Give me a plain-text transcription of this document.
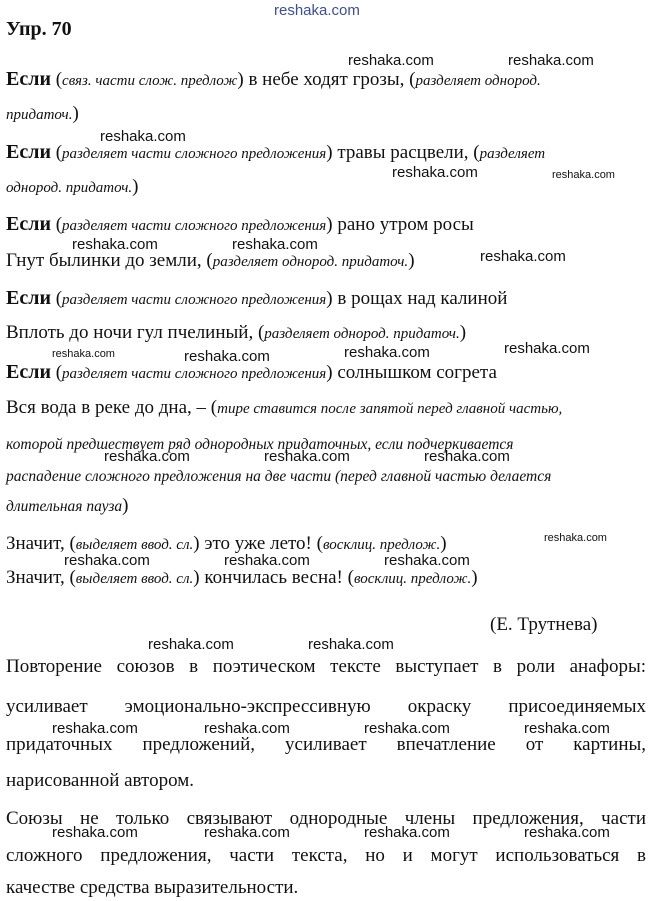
reshaka.com
Упр. 70
reshaka.com	reshaka.com
reshaka.com
reshaka.com	reshaka.com
reshaka.com	reshaka.com
reshaka.com
reshaka.com	reshaka.com	reshaka.com	reshaka.com
reshaka.com	reshaka.com	reshaka.com
reshaka.com
reshaka.com	reshaka.com	reshaka.com
reshaka.com	reshaka.com
reshaka.com	reshaka.com	reshaka.com	reshaka.com
reshaka.com	reshaka.com	reshaka.com	reshaka.com
Если (связ. части слож. предлож) в небе ходят грозы, (разделяет однород.
придаточ.)
Если (разделяет части сложного предложения) травы расцвели, (разделяет
однород. придаточ.)
Если (разделяет части сложного предложения) рано утром росы
Гнут былинки до земли, (разделяет однород. придаточ.)
Если (разделяет части сложного предложения) в рощах над калиной
Вплоть до ночи гул пчелиный, (разделяет однород. придаточ.)
Если (разделяет части сложного предложения) солнышком согрета
Вся вода в реке до дна, – (тире ставится после запятой перед главной частью,
которой предшествует ряд однородных придаточных, если подчеркивается
распадение сложного предложения на две части (перед главной частью делается
длительная пауза)
Значит, (выделяет ввод. сл.) это уже лето! (восклиц. предлож.)
Значит, (выделяет ввод. сл.) кончилась весна! (восклиц. предлож.)
(Е. Трутнева)
Повторение союзов в поэтическом тексте выступает в роли анафоры:
усиливает эмоционально-экспрессивную окраску присоединяемых
придаточных предложений, усиливает впечатление от картины,
нарисованной автором.
Союзы не только связывают однородные члены предложения, части
сложного предложения, части текста, но и могут использоваться в
качестве средства выразительности.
──────────────────────────────
Establish how many lines of the material above hold the word "предложения". Nothing but the count should be returned.

> _RESULT_: 7